[Extracts from a graphics dataset]

---

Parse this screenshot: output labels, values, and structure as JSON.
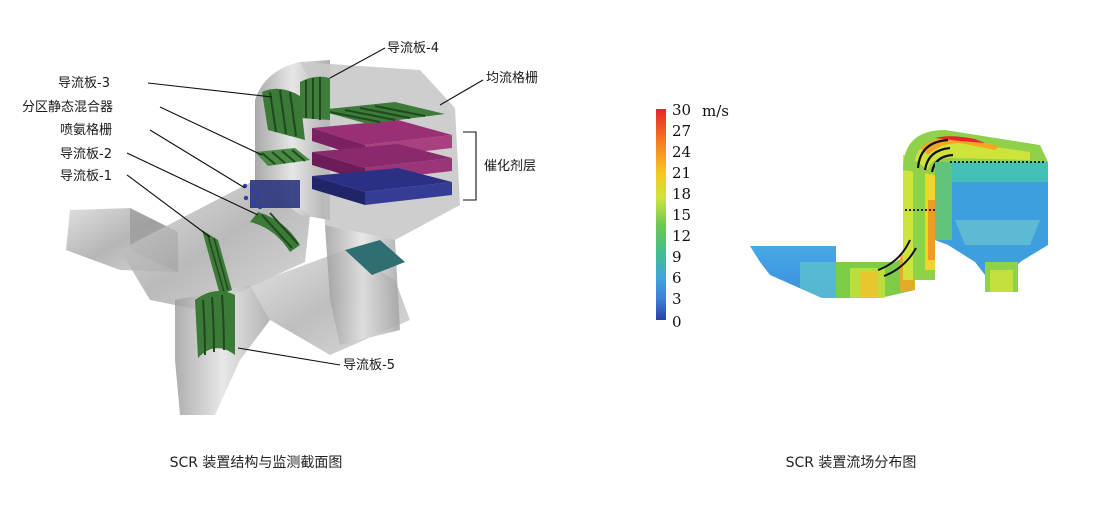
{
  "left_figure": {
    "labels": {
      "plate4": "导流板-4",
      "plate3": "导流板-3",
      "grille": "均流格栅",
      "mixer": "分区静态混合器",
      "ammonia": "喷氨格栅",
      "plate2": "导流板-2",
      "plate1": "导流板-1",
      "catalyst": "催化剂层",
      "plate5": "导流板-5"
    },
    "caption": "SCR 装置结构与监测截面图",
    "colors": {
      "plate": "#2f6b2c",
      "catalyst_top": "#8e2a6a",
      "catalyst_bottom": "#27307a",
      "duct": "#b8b8b8"
    }
  },
  "right_figure": {
    "unit": "m/s",
    "scale_values": [
      "30",
      "27",
      "24",
      "21",
      "18",
      "15",
      "12",
      "9",
      "6",
      "3",
      "0"
    ],
    "caption": "SCR 装置流场分布图",
    "colors": [
      "#e8232a",
      "#f26b21",
      "#f7a31c",
      "#f5d81e",
      "#cfe43a",
      "#8fd24a",
      "#4ebf5a",
      "#3fbfae",
      "#3fa0de",
      "#3f7fdc",
      "#2b3fa8"
    ]
  }
}
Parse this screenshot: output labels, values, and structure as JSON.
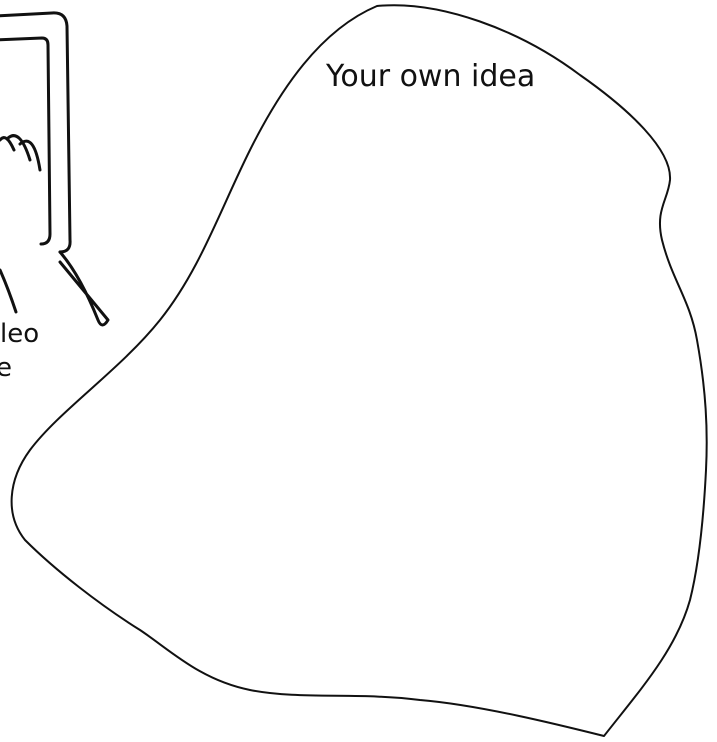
{
  "idea_bubble": {
    "label": "Your own idea"
  },
  "partial_caption": {
    "line1": "leo",
    "line2": "e"
  },
  "colors": {
    "ink": "#111111",
    "background": "#ffffff"
  }
}
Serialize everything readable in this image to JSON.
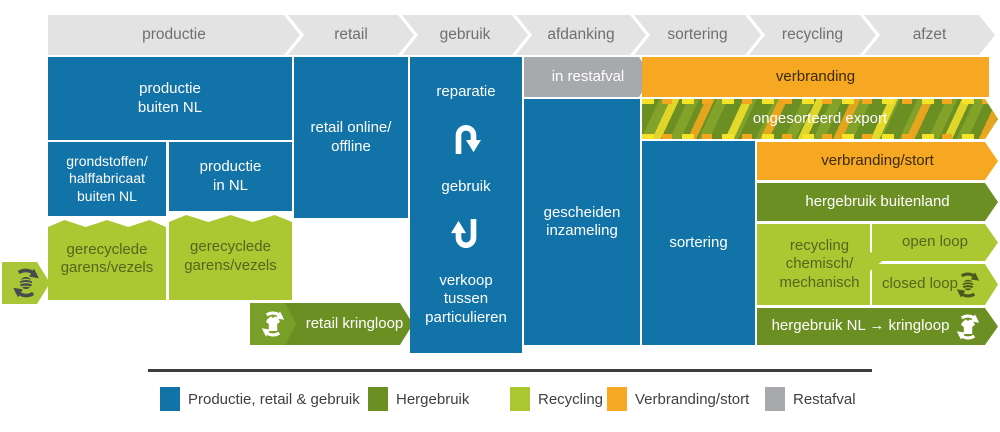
{
  "palette": {
    "blue": "#1173a8",
    "dark_green": "#6b8f23",
    "dark_green_chip": "#78a028",
    "light_green": "#abc832",
    "light_green_tab": "#a9c637",
    "orange": "#f7a823",
    "gray": "#a7a9ac",
    "header_gray": "#e3e3e3",
    "header_text": "#6f6f6f",
    "text_on_light_green": "#57641f",
    "text_on_orange": "#3a2a00",
    "legend_text": "#3f3f3f",
    "legend_line": "#3d3d3d"
  },
  "header": {
    "stages": [
      "productie",
      "retail",
      "gebruik",
      "afdanking",
      "sortering",
      "recycling",
      "afzet"
    ]
  },
  "blocks": {
    "productie_buiten_nl": "productie\nbuiten NL",
    "grondstoffen": "grondstoffen/\nhalffabricaat\nbuiten NL",
    "productie_in_nl": "productie\nin NL",
    "gerecyclede_links": "gerecyclede\ngarens/vezels",
    "gerecyclede_rechts": "gerecyclede\ngarens/vezels",
    "retail_online": "retail online/\noffline",
    "reparatie": "reparatie",
    "gebruik": "gebruik",
    "verkoop": "verkoop\ntussen\nparticulieren",
    "retail_kringloop": "retail kringloop",
    "in_restafval": "in restafval",
    "gescheiden_inzameling": "gescheiden\ninzameling",
    "sortering": "sortering",
    "verbranding": "verbranding",
    "ongesorteerd_export": "ongesorteerd export",
    "verbranding_stort": "verbranding/stort",
    "hergebruik_buitenland": "hergebruik buitenland",
    "recycling_chemisch": "recycling\nchemisch/\nmechanisch",
    "open_loop": "open loop",
    "closed_loop": "closed loop",
    "hergebruik_nl": "hergebruik NL → kringloop"
  },
  "icons": {
    "recycled-yarn-icon": "circular recycle arrows around a ball of yarn (↻ + ●)",
    "reuse-shirt-icon": "circular recycle arrows around a t-shirt (↻ + shirt)",
    "repair-loop-icon": "u-turn arrow curving down (⤵)",
    "resale-loop-icon": "u-turn arrow curving up (↺)"
  },
  "legend": {
    "items": [
      {
        "label": "Productie, retail & gebruik",
        "color": "#1173a8"
      },
      {
        "label": "Hergebruik",
        "color": "#6b8f23"
      },
      {
        "label": "Recycling",
        "color": "#abc832"
      },
      {
        "label": "Verbranding/stort",
        "color": "#f7a823"
      },
      {
        "label": "Restafval",
        "color": "#a7a9ac"
      }
    ]
  }
}
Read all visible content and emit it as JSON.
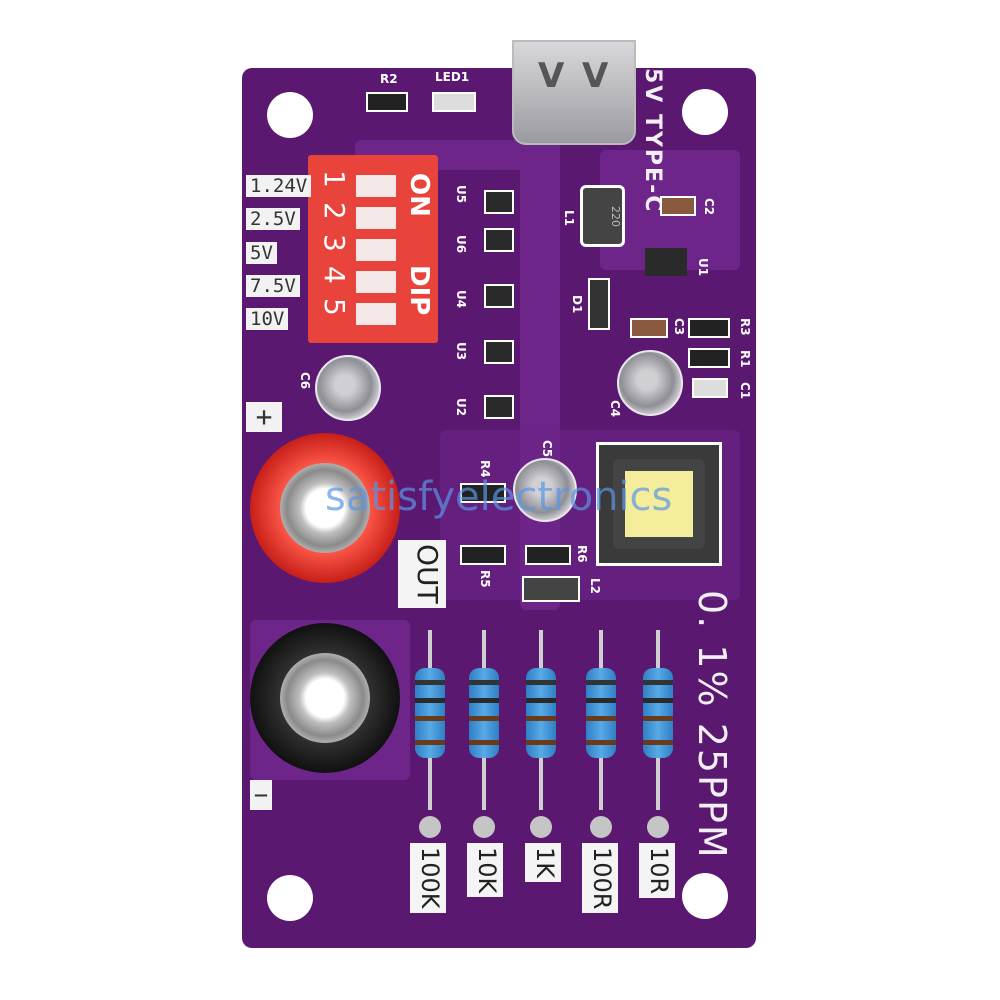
{
  "board": {
    "color": "#5a1870",
    "usb_label": "5V TYPE-C",
    "dip": {
      "numbers": [
        "1",
        "2",
        "3",
        "4",
        "5"
      ],
      "on_label": "ON",
      "dip_label": "DIP",
      "color": "#e8443c"
    },
    "voltage_labels": [
      "1.24V",
      "2.5V",
      "5V",
      "7.5V",
      "10V"
    ],
    "plus_label": "+",
    "minus_label": "−",
    "out_label": "OUT",
    "precision_label": "0. 1% 25PPM",
    "resistor_labels": [
      "100K",
      "10K",
      "1K",
      "100R",
      "10R"
    ],
    "silkscreen": {
      "r2": "R2",
      "led1": "LED1",
      "u5": "U5",
      "u6": "U6",
      "u4": "U4",
      "u3": "U3",
      "u2": "U2",
      "l1": "L1",
      "l1_code": "220",
      "c2": "C2",
      "u1": "U1",
      "d1": "D1",
      "c3": "C3",
      "r3": "R3",
      "r1": "R1",
      "c1": "C1",
      "c6": "C6",
      "c4": "C4",
      "c5": "C5",
      "r4": "R4",
      "r5": "R5",
      "r6": "R6",
      "l2": "L2"
    },
    "watermark": "satisfyelectronics"
  }
}
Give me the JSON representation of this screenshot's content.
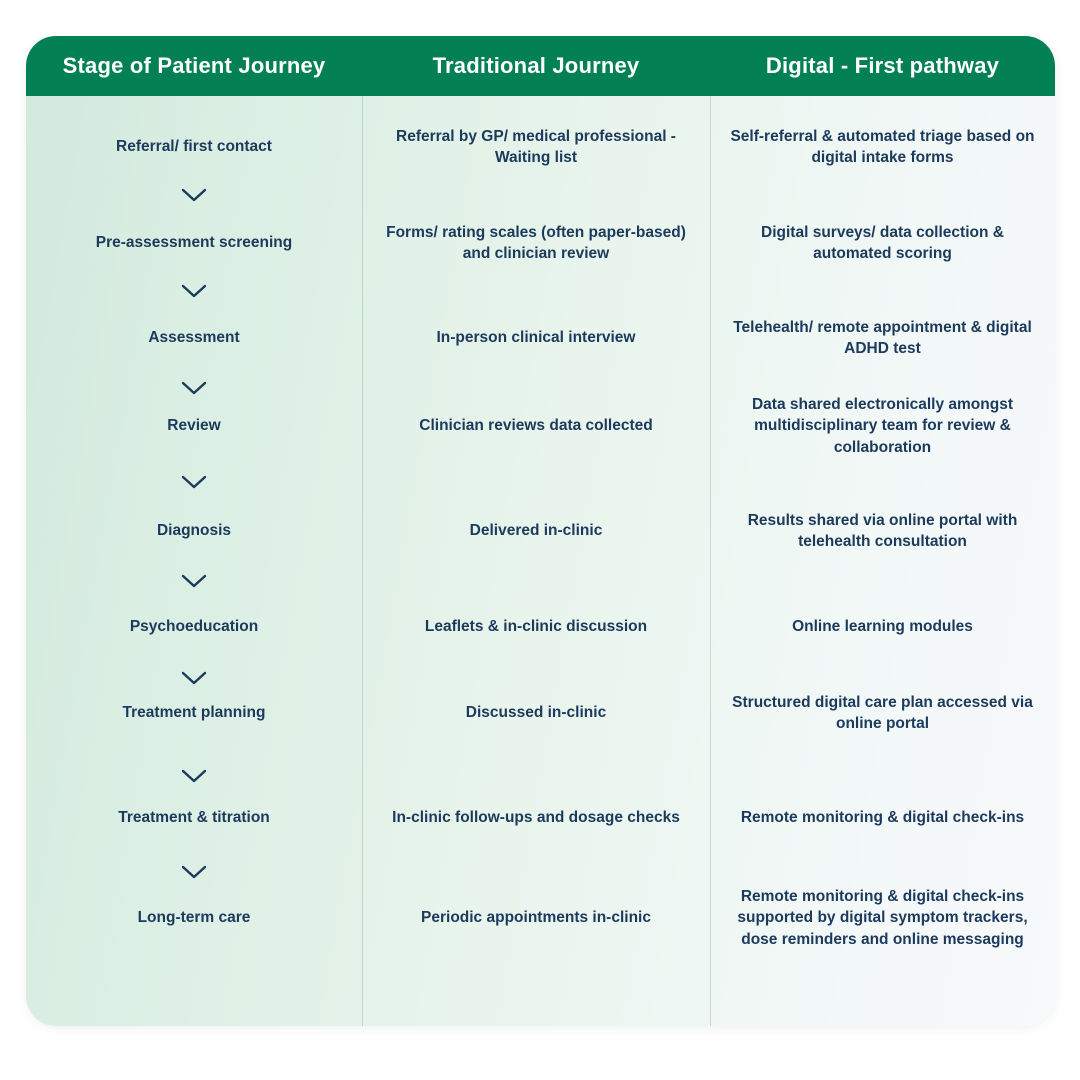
{
  "table": {
    "headers": {
      "stage": "Stage of Patient Journey",
      "traditional": "Traditional Journey",
      "digital": "Digital - First pathway"
    },
    "colors": {
      "header_green": "#048055",
      "text_navy": "#1b3a5c",
      "gradient_start": "#d3e9dd",
      "gradient_end": "#f7f9fb",
      "divider": "#9dbcb2"
    },
    "icons": {
      "step_connector": "chevron-down-icon"
    },
    "rows": [
      {
        "stage": "Referral/ first contact",
        "traditional": "Referral by GP/ medical professional - Waiting list",
        "digital": "Self-referral & automated triage based on digital intake forms"
      },
      {
        "stage": "Pre-assessment screening",
        "traditional": "Forms/ rating scales (often paper-based) and clinician review",
        "digital": "Digital surveys/ data collection & automated scoring"
      },
      {
        "stage": "Assessment",
        "traditional": "In-person clinical interview",
        "digital": "Telehealth/ remote appointment & digital ADHD test"
      },
      {
        "stage": "Review",
        "traditional": "Clinician reviews data collected",
        "digital": "Data shared electronically amongst multidisciplinary team for review & collaboration"
      },
      {
        "stage": "Diagnosis",
        "traditional": "Delivered in-clinic",
        "digital": "Results shared via online portal with telehealth consultation"
      },
      {
        "stage": "Psychoeducation",
        "traditional": "Leaflets & in-clinic discussion",
        "digital": "Online learning modules"
      },
      {
        "stage": "Treatment planning",
        "traditional": "Discussed in-clinic",
        "digital": "Structured digital care plan accessed via online portal"
      },
      {
        "stage": "Treatment & titration",
        "traditional": "In-clinic follow-ups and dosage checks",
        "digital": "Remote monitoring & digital check-ins"
      },
      {
        "stage": "Long-term care",
        "traditional": "Periodic appointments in-clinic",
        "digital": "Remote monitoring & digital check-ins supported by digital symptom trackers, dose reminders and online messaging"
      }
    ]
  }
}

---

Instruction
Copy each line of the records above that carries the word "circular".

Solved exercise
    "recycled-yarn-icon": "circular recycle arrows around a ball of yarn (↻ + ●)",
    "reuse-shirt-icon": "circular recycle arrows around a t-shirt (↻ + shirt)",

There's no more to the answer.